> [EXERCISE]:
Repeat every line below exactly, word for word.
========================================================================
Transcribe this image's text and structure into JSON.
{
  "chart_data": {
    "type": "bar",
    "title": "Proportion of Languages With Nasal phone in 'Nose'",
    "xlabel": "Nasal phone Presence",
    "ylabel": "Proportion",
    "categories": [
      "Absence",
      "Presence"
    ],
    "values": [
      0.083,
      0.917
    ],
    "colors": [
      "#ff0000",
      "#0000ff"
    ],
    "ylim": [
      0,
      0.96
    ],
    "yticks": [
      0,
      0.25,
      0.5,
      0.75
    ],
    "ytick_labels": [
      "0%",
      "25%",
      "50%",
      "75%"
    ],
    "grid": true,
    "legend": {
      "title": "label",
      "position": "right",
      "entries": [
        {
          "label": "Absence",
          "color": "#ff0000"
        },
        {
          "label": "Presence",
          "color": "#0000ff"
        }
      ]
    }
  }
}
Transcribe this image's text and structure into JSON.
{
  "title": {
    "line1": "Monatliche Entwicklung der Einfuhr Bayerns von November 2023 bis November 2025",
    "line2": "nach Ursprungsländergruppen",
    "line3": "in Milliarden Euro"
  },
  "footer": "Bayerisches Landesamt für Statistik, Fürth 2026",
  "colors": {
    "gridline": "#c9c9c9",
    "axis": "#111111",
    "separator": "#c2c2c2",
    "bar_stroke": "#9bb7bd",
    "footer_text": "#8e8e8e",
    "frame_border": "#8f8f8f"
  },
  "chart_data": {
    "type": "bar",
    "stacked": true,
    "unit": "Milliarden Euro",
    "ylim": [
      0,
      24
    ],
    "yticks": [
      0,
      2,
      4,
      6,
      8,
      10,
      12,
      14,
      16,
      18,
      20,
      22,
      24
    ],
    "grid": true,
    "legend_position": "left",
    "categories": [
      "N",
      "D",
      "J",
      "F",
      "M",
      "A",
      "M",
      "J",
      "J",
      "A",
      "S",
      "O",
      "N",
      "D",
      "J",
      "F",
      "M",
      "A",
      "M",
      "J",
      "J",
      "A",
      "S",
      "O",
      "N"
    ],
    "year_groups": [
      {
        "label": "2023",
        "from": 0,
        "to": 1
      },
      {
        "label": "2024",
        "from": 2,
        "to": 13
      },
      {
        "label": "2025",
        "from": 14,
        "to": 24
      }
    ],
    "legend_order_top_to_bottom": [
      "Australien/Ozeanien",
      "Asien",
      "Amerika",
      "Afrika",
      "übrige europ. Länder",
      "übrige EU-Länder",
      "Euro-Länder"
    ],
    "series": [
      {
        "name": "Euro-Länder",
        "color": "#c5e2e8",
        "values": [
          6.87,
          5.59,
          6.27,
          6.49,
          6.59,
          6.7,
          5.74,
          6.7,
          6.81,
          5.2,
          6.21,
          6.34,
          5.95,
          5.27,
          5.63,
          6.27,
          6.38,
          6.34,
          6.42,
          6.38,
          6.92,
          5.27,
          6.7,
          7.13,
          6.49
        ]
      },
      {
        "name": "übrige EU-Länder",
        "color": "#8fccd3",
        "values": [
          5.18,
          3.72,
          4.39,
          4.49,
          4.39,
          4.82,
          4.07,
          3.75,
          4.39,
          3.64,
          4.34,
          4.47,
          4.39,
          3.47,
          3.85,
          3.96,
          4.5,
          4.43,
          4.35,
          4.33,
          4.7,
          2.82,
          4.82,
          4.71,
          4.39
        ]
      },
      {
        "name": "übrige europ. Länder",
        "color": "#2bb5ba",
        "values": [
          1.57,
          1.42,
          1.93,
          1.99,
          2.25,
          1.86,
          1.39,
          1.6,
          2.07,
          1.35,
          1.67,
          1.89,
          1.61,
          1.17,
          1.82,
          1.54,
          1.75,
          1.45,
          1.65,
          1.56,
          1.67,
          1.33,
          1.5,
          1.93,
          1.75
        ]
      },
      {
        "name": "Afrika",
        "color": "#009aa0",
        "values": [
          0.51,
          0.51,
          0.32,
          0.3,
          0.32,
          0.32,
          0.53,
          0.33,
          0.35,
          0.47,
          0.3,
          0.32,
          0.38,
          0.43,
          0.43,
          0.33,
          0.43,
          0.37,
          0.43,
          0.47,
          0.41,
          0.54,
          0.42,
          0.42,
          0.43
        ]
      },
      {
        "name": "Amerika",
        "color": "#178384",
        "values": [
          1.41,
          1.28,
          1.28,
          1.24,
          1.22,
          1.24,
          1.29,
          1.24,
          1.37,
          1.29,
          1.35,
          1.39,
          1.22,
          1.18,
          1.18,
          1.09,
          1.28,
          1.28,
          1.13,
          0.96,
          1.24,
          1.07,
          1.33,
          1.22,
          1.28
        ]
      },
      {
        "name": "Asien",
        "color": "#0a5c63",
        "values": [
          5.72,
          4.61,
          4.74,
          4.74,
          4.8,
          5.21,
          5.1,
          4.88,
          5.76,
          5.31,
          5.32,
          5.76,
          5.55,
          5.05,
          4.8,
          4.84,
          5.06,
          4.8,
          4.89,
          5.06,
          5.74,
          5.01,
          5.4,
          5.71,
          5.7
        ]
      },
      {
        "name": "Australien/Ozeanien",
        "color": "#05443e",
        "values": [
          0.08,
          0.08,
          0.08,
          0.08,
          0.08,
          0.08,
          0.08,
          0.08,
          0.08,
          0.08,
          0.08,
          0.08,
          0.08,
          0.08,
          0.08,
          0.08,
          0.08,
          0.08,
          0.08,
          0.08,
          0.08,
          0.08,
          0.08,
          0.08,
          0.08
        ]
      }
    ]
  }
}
========================================================================
> [RESULT]:
Transcribe this image's text and structure into JSON.
{
  "chart_data": {
    "type": "bar",
    "title": "Proportion of Languages With Nasal phone in 'Nose'",
    "xlabel": "Nasal phone Presence",
    "ylabel": "Proportion",
    "categories": [
      "Absence",
      "Presence"
    ],
    "values": [
      0.083,
      0.917
    ],
    "colors": [
      "#ff0000",
      "#0000ff"
    ],
    "ylim": [
      0,
      0.96
    ],
    "yticks": [
      0,
      0.25,
      0.5,
      0.75
    ],
    "ytick_labels": [
      "0%",
      "25%",
      "50%",
      "75%"
    ],
    "grid": true,
    "legend": {
      "title": "label",
      "position": "right",
      "entries": [
        {
          "label": "Absence",
          "color": "#ff0000"
        },
        {
          "label": "Presence",
          "color": "#0000ff"
        }
      ]
    }
  }
}
Transcribe this image's text and structure into JSON.
{
  "title": {
    "line1": "Monatliche Entwicklung der Einfuhr Bayerns von November 2023 bis November 2025",
    "line2": "nach Ursprungsländergruppen",
    "line3": "in Milliarden Euro"
  },
  "footer": "Bayerisches Landesamt für Statistik, Fürth 2026",
  "colors": {
    "gridline": "#c9c9c9",
    "axis": "#111111",
    "separator": "#c2c2c2",
    "bar_stroke": "#9bb7bd",
    "footer_text": "#8e8e8e",
    "frame_border": "#8f8f8f"
  },
  "chart_data": {
    "type": "bar",
    "stacked": true,
    "unit": "Milliarden Euro",
    "ylim": [
      0,
      24
    ],
    "yticks": [
      0,
      2,
      4,
      6,
      8,
      10,
      12,
      14,
      16,
      18,
      20,
      22,
      24
    ],
    "grid": true,
    "legend_position": "left",
    "categories": [
      "N",
      "D",
      "J",
      "F",
      "M",
      "A",
      "M",
      "J",
      "J",
      "A",
      "S",
      "O",
      "N",
      "D",
      "J",
      "F",
      "M",
      "A",
      "M",
      "J",
      "J",
      "A",
      "S",
      "O",
      "N"
    ],
    "year_groups": [
      {
        "label": "2023",
        "from": 0,
        "to": 1
      },
      {
        "label": "2024",
        "from": 2,
        "to": 13
      },
      {
        "label": "2025",
        "from": 14,
        "to": 24
      }
    ],
    "legend_order_top_to_bottom": [
      "Australien/Ozeanien",
      "Asien",
      "Amerika",
      "Afrika",
      "übrige europ. Länder",
      "übrige EU-Länder",
      "Euro-Länder"
    ],
    "series": [
      {
        "name": "Euro-Länder",
        "color": "#c5e2e8",
        "values": [
          6.87,
          5.59,
          6.27,
          6.49,
          6.59,
          6.7,
          5.74,
          6.7,
          6.81,
          5.2,
          6.21,
          6.34,
          5.95,
          5.27,
          5.63,
          6.27,
          6.38,
          6.34,
          6.42,
          6.38,
          6.92,
          5.27,
          6.7,
          7.13,
          6.49
        ]
      },
      {
        "name": "übrige EU-Länder",
        "color": "#8fccd3",
        "values": [
          5.18,
          3.72,
          4.39,
          4.49,
          4.39,
          4.82,
          4.07,
          3.75,
          4.39,
          3.64,
          4.34,
          4.47,
          4.39,
          3.47,
          3.85,
          3.96,
          4.5,
          4.43,
          4.35,
          4.33,
          4.7,
          2.82,
          4.82,
          4.71,
          4.39
        ]
      },
      {
        "name": "übrige europ. Länder",
        "color": "#2bb5ba",
        "values": [
          1.57,
          1.42,
          1.93,
          1.99,
          2.25,
          1.86,
          1.39,
          1.6,
          2.07,
          1.35,
          1.67,
          1.89,
          1.61,
          1.17,
          1.82,
          1.54,
          1.75,
          1.45,
          1.65,
          1.56,
          1.67,
          1.33,
          1.5,
          1.93,
          1.75
        ]
      },
      {
        "name": "Afrika",
        "color": "#009aa0",
        "values": [
          0.51,
          0.51,
          0.32,
          0.3,
          0.32,
          0.32,
          0.53,
          0.33,
          0.35,
          0.47,
          0.3,
          0.32,
          0.38,
          0.43,
          0.43,
          0.33,
          0.43,
          0.37,
          0.43,
          0.47,
          0.41,
          0.54,
          0.42,
          0.42,
          0.43
        ]
      },
      {
        "name": "Amerika",
        "color": "#178384",
        "values": [
          1.41,
          1.28,
          1.28,
          1.24,
          1.22,
          1.24,
          1.29,
          1.24,
          1.37,
          1.29,
          1.35,
          1.39,
          1.22,
          1.18,
          1.18,
          1.09,
          1.28,
          1.28,
          1.13,
          0.96,
          1.24,
          1.07,
          1.33,
          1.22,
          1.28
        ]
      },
      {
        "name": "Asien",
        "color": "#0a5c63",
        "values": [
          5.72,
          4.61,
          4.74,
          4.74,
          4.8,
          5.21,
          5.1,
          4.88,
          5.76,
          5.31,
          5.32,
          5.76,
          5.55,
          5.05,
          4.8,
          4.84,
          5.06,
          4.8,
          4.89,
          5.06,
          5.74,
          5.01,
          5.4,
          5.71,
          5.7
        ]
      },
      {
        "name": "Australien/Ozeanien",
        "color": "#05443e",
        "values": [
          0.08,
          0.08,
          0.08,
          0.08,
          0.08,
          0.08,
          0.08,
          0.08,
          0.08,
          0.08,
          0.08,
          0.08,
          0.08,
          0.08,
          0.08,
          0.08,
          0.08,
          0.08,
          0.08,
          0.08,
          0.08,
          0.08,
          0.08,
          0.08,
          0.08
        ]
      }
    ]
  }
}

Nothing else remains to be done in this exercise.